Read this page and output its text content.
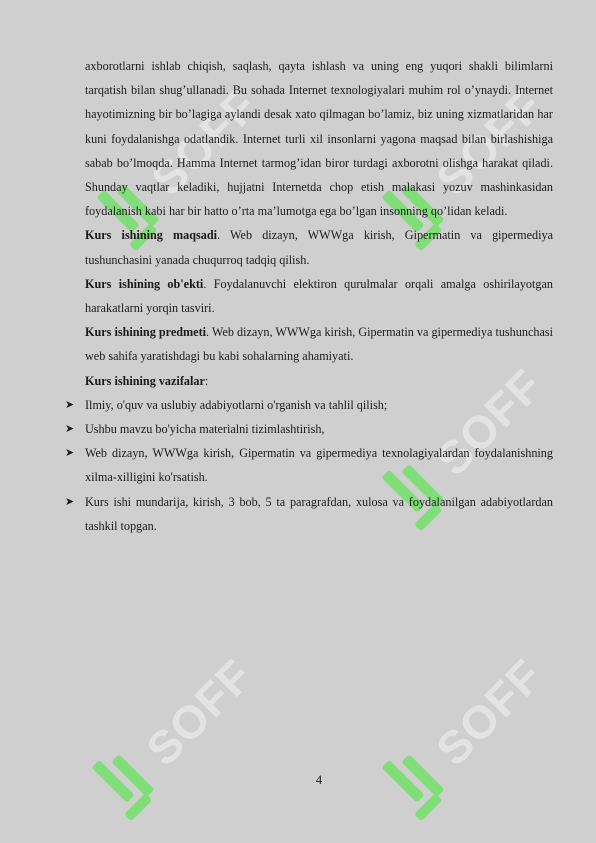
SOFF	SOFF
SOFF
SOFF	SOFF

axborotlarni ishlab chiqish, saqlash, qayta ishlash va uning eng yuqori shakli bilimlarni tarqatish bilan shug’ullanadi. Bu sohada Internet texnologiyalari muhim rol o’ynaydi. Internet hayotimizning bir bo’lagiga aylandi desak xato qilmagan bo’lamiz, biz uning xizmatlaridan har kuni foydalanishga odatlandik. Internet turli xil insonlarni yagona maqsad bilan birlashishiga sabab bo’lmoqda. Hamma Internet tarmog’idan biror turdagi axborotni olishga harakat qiladi. Shunday vaqtlar keladiki, hujjatni Internetda chop etish malakasi yozuv mashinkasidan foydalanish kabi har bir hatto o’rta ma’lumotga ega bo’lgan insonning qo’lidan keladi.

Kurs ishining maqsadi. Web dizayn, WWWga kirish, Gipermatin va gipermediya tushunchasini yanada chuqurroq tadqiq qilish.

Kurs ishining ob'ekti. Foydalanuvchi elektiron qurulmalar orqali amalga oshirilayotgan harakatlarni yorqin tasviri.

Kurs ishining predmeti. Web dizayn, WWWga kirish, Gipermatin va gipermediya tushunchasi web sahifa yaratishdagi bu kabi sohalarning ahamiyati.

Kurs ishining vazifalar:

➤ Ilmiy, o'quv va uslubiy adabiyotlarni o'rganish va tahlil qilish;
➤ Ushbu mavzu bo'yicha materialni tizimlashtirish,
➤ Web dizayn, WWWga kirish, Gipermatin va gipermediya texnolagiyalardan foydalanishning xilma-xilligini ko'rsatish.
➤ Kurs ishi mundarija, kirish, 3 bob, 5 ta paragrafdan, xulosa va foydalanilgan adabiyotlardan tashkil topgan.
4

Requirements :: Quote in full the listing given above; the images are to be left out.

Answer to this problem ::
Read this page and output its text content.
SOFF	SOFF
SOFF
SOFF	SOFF

axborotlarni ishlab chiqish, saqlash, qayta ishlash va uning eng yuqori shakli bilimlarni tarqatish bilan shug’ullanadi. Bu sohada Internet texnologiyalari muhim rol o’ynaydi. Internet hayotimizning bir bo’lagiga aylandi desak xato qilmagan bo’lamiz, biz uning xizmatlaridan har kuni foydalanishga odatlandik. Internet turli xil insonlarni yagona maqsad bilan birlashishiga sabab bo’lmoqda. Hamma Internet tarmog’idan biror turdagi axborotni olishga harakat qiladi. Shunday vaqtlar keladiki, hujjatni Internetda chop etish malakasi yozuv mashinkasidan foydalanish kabi har bir hatto o’rta ma’lumotga ega bo’lgan insonning qo’lidan keladi.

Kurs ishining maqsadi. Web dizayn, WWWga kirish, Gipermatin va gipermediya tushunchasini yanada chuqurroq tadqiq qilish.

Kurs ishining ob'ekti. Foydalanuvchi elektiron qurulmalar orqali amalga oshirilayotgan harakatlarni yorqin tasviri.

Kurs ishining predmeti. Web dizayn, WWWga kirish, Gipermatin va gipermediya tushunchasi web sahifa yaratishdagi bu kabi sohalarning ahamiyati.

Kurs ishining vazifalar:

➤ Ilmiy, o'quv va uslubiy adabiyotlarni o'rganish va tahlil qilish;
➤ Ushbu mavzu bo'yicha materialni tizimlashtirish,
➤ Web dizayn, WWWga kirish, Gipermatin va gipermediya texnolagiyalardan foydalanishning xilma-xilligini ko'rsatish.
➤ Kurs ishi mundarija, kirish, 3 bob, 5 ta paragrafdan, xulosa va foydalanilgan adabiyotlardan tashkil topgan.
4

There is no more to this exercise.